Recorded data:
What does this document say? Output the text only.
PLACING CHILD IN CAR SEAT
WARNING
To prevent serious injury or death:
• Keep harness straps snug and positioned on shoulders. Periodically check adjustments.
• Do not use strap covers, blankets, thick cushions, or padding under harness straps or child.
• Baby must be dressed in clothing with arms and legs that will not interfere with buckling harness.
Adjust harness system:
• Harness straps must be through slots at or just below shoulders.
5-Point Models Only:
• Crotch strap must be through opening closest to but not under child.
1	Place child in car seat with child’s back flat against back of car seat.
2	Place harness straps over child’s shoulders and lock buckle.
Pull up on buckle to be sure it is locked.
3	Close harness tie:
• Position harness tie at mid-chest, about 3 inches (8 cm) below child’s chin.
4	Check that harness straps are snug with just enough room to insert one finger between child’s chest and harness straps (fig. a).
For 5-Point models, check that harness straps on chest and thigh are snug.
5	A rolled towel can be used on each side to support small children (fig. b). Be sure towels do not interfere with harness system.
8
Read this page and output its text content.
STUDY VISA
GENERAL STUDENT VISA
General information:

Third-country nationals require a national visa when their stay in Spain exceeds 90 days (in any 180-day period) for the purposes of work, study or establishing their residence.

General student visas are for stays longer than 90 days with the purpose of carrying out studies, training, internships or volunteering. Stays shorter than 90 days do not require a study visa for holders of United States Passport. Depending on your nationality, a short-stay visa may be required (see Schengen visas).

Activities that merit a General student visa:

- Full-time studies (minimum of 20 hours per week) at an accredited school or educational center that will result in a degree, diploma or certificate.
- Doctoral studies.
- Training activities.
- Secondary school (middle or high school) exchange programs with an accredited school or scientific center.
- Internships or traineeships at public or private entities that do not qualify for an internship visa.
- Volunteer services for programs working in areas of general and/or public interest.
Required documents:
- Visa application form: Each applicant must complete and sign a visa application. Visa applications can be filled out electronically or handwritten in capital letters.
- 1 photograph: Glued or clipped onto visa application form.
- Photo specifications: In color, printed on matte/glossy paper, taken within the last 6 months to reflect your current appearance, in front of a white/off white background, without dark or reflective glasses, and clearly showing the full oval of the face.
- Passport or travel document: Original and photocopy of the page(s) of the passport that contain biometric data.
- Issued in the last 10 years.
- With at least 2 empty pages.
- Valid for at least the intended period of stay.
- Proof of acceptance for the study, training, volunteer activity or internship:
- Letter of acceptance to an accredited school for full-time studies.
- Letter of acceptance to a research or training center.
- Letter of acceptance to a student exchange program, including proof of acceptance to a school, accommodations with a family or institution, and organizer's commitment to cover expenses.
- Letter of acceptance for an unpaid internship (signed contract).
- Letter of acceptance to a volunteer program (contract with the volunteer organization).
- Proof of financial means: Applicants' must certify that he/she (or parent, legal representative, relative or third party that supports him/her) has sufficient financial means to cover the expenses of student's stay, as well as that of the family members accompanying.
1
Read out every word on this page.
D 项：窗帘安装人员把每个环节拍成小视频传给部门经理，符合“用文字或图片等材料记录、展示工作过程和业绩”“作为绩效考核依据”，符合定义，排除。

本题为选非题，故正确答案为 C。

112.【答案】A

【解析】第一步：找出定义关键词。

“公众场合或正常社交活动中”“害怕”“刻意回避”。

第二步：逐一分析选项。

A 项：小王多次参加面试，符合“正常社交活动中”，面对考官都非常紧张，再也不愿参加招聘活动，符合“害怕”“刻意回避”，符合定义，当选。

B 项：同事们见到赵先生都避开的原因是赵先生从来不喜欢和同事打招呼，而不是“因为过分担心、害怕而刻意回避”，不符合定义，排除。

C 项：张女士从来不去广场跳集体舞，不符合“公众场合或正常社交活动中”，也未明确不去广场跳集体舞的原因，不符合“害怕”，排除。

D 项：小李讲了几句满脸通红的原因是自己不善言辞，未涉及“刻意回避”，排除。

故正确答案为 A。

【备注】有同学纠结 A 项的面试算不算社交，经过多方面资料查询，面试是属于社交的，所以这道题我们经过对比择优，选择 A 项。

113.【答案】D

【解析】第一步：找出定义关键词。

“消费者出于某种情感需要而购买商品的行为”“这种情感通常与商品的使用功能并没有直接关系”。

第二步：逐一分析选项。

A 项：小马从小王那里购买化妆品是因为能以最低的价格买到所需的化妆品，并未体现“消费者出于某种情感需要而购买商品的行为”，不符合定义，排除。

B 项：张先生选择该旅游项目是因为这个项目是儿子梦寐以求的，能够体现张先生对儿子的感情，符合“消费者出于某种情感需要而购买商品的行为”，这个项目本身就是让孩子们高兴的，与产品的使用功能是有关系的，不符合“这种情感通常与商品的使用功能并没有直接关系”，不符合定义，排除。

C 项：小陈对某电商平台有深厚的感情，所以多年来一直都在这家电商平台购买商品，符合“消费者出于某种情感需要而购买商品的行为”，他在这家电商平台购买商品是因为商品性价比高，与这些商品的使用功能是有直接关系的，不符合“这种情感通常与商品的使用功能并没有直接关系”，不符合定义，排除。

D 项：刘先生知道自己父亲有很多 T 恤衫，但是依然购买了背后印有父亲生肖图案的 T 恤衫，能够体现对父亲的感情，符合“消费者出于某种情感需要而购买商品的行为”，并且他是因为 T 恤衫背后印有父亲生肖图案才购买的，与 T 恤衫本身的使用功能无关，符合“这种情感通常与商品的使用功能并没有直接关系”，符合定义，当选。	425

Task instructions: Read the data above and count the lines that include "must". Answer only with the count.

Task result: 5